## begin PROVIDED RECORDS

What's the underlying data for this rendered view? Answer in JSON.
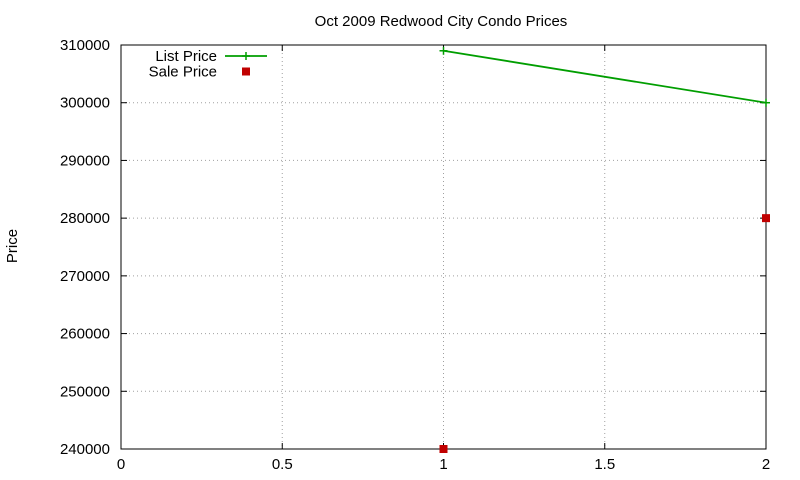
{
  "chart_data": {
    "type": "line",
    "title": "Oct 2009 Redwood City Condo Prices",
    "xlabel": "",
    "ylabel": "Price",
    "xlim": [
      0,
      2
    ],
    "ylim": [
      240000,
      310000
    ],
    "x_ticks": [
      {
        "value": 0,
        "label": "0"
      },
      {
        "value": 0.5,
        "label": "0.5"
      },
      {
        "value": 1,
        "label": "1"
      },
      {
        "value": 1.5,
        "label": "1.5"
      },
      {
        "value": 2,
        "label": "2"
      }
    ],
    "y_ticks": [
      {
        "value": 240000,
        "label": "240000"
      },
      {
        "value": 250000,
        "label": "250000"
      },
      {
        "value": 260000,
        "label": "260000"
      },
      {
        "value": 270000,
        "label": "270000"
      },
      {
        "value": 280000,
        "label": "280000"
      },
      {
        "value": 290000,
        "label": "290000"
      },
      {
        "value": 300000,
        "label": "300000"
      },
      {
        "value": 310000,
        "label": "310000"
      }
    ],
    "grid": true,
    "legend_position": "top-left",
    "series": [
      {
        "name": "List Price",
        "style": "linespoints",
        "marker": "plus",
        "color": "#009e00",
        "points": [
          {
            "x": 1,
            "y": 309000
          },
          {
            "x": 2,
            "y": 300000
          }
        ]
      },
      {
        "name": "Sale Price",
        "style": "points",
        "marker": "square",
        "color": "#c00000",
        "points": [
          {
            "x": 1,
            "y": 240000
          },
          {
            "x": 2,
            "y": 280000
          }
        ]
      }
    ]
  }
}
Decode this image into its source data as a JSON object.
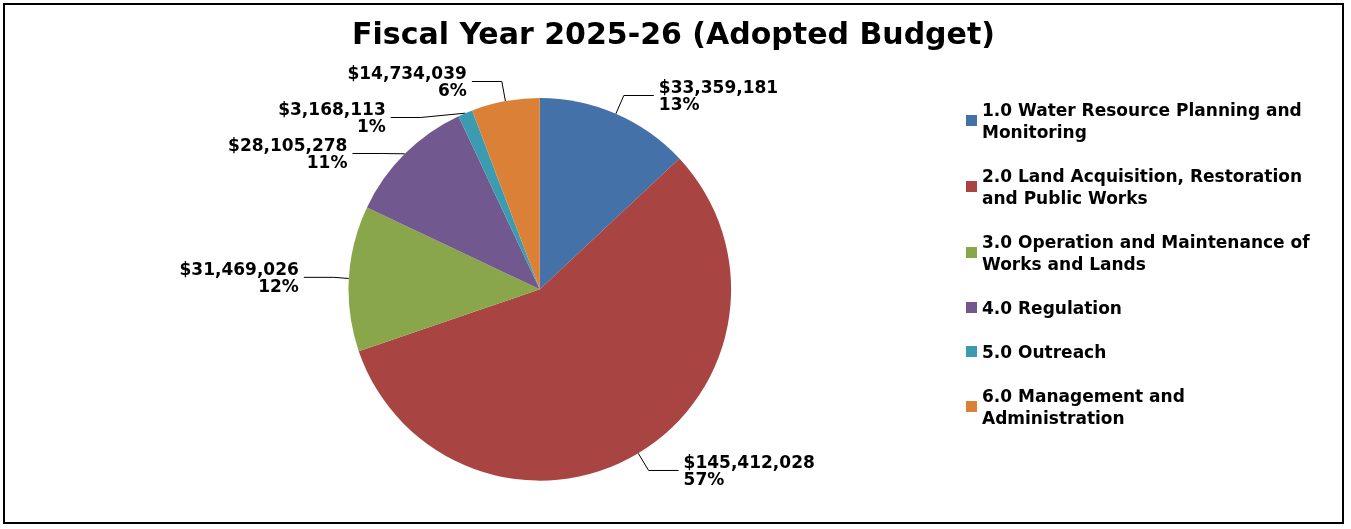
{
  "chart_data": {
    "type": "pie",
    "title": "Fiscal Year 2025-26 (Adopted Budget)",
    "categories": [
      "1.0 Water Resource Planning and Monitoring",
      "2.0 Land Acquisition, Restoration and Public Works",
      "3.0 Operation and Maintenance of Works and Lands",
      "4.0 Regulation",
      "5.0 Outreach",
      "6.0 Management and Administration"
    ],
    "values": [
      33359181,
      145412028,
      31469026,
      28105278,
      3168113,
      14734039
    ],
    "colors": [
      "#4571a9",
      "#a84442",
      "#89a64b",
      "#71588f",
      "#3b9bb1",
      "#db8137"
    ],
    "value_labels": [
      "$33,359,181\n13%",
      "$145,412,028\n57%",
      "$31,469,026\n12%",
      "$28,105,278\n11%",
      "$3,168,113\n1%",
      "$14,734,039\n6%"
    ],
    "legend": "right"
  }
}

## end PROVIDED RECORDS
## begin PROVIDED RECORDS

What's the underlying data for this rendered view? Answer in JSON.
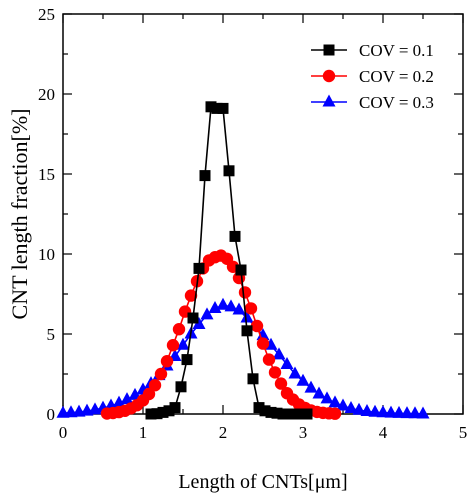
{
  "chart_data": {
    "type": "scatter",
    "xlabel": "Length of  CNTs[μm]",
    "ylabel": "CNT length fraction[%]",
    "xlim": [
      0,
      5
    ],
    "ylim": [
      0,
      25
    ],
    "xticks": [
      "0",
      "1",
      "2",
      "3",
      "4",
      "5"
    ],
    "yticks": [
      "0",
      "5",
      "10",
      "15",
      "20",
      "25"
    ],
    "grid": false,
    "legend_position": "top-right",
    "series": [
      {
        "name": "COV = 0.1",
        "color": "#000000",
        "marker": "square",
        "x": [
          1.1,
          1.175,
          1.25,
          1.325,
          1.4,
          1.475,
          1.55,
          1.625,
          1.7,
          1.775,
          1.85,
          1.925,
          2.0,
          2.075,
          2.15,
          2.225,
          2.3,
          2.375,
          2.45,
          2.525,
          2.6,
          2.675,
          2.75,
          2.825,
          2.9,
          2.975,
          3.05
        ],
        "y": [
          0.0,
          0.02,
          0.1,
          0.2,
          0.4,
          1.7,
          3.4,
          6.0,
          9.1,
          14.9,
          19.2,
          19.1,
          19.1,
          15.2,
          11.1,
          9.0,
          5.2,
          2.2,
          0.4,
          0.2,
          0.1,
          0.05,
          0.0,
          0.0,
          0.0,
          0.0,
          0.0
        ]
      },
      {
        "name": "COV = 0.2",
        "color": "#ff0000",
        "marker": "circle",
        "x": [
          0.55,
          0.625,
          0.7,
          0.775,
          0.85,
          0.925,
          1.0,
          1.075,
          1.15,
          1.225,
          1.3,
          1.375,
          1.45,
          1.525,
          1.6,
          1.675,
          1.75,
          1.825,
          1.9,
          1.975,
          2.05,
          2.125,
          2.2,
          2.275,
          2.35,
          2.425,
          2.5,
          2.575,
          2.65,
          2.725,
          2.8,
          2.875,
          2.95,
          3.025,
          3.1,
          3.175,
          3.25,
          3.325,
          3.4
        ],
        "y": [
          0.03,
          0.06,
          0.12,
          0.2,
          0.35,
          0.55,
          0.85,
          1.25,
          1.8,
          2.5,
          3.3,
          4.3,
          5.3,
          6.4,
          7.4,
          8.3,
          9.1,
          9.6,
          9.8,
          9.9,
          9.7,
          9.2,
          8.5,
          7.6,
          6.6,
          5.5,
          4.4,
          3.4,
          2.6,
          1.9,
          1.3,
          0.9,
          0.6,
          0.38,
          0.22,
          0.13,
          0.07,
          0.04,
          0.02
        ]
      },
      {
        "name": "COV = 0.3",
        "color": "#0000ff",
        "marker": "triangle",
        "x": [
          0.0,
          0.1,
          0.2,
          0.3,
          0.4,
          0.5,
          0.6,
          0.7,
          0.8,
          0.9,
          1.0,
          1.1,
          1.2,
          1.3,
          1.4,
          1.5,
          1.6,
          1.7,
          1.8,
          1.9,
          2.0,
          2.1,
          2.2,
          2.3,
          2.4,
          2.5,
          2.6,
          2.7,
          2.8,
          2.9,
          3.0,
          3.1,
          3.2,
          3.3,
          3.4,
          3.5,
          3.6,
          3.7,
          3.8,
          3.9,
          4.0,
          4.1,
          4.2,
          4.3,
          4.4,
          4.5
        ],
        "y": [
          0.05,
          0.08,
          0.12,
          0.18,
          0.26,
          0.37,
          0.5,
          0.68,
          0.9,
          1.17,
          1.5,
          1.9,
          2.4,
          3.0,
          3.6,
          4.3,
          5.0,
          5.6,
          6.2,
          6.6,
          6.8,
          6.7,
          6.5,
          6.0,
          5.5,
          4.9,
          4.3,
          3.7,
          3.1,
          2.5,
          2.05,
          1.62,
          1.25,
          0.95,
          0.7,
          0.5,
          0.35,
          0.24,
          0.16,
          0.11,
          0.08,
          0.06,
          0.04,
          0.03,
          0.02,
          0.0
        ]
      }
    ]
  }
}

## end PROVIDED RECORDS

### EXERCISE TASK
Copy out each line of the data containing the string "ylabel".

### RIGHT ANSWER
    "ylabel": "Price",
    "ylabel": "CNT length fraction[%]",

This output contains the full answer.